** START **
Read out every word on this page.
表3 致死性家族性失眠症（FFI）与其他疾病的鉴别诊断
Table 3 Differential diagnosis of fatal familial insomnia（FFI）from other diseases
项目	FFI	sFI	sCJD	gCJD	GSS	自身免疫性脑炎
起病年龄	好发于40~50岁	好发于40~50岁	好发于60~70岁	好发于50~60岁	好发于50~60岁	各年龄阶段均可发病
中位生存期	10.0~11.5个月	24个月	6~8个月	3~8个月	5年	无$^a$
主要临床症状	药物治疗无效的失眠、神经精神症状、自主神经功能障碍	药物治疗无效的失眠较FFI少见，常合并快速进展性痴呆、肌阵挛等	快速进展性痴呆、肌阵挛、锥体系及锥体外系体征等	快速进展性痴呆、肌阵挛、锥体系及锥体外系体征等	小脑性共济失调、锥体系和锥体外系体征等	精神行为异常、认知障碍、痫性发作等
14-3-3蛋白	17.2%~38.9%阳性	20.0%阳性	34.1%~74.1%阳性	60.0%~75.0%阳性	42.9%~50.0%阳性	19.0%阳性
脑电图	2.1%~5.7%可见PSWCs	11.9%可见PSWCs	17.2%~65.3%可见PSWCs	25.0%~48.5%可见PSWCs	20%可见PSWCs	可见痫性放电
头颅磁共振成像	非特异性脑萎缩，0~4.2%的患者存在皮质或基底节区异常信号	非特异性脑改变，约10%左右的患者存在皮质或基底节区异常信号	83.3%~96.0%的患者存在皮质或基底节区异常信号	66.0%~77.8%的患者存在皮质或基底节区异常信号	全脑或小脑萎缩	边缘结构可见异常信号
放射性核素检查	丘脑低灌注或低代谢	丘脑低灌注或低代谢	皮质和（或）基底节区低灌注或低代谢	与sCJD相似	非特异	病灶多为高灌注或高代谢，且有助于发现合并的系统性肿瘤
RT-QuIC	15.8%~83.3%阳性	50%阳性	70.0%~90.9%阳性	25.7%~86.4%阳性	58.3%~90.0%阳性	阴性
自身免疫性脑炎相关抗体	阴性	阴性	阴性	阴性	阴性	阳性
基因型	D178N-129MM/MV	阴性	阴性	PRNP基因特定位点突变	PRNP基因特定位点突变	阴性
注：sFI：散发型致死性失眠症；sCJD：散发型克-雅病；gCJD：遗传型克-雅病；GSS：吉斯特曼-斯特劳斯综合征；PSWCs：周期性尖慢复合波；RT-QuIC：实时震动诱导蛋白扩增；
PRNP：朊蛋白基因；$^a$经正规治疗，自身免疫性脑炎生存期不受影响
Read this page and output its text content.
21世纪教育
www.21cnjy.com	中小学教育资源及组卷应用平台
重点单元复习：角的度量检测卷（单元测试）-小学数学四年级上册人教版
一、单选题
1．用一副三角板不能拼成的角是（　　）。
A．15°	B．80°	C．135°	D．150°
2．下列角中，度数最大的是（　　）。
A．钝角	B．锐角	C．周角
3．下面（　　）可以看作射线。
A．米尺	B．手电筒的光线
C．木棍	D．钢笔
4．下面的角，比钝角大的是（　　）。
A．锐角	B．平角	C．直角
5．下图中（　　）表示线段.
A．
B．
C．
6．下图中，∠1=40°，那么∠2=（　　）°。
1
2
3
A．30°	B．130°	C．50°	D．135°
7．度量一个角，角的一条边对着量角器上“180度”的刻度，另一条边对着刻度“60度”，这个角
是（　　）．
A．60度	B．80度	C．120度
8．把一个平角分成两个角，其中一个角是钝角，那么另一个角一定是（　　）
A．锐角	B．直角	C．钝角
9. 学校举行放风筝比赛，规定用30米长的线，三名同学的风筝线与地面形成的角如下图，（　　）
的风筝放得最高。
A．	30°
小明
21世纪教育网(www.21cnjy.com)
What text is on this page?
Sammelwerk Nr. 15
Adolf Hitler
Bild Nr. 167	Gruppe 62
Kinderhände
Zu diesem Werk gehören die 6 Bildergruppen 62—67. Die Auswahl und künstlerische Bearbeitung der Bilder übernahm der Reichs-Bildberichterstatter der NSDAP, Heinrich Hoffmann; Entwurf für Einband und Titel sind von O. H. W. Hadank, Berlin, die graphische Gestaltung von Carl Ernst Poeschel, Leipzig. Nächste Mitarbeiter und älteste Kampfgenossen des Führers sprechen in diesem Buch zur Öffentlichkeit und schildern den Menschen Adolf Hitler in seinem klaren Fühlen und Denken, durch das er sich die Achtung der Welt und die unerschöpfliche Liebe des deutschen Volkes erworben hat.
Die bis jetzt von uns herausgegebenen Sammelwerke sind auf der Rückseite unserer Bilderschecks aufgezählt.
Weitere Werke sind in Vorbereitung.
** END **
▶ [DIRECTIONS FOR THIS TASK]: Copy every line from the records above that contains the word "page".

▶ [SOLVED PROBLEM]:
Read out every word on this page.
Read this page and output its text content.
What text is on this page?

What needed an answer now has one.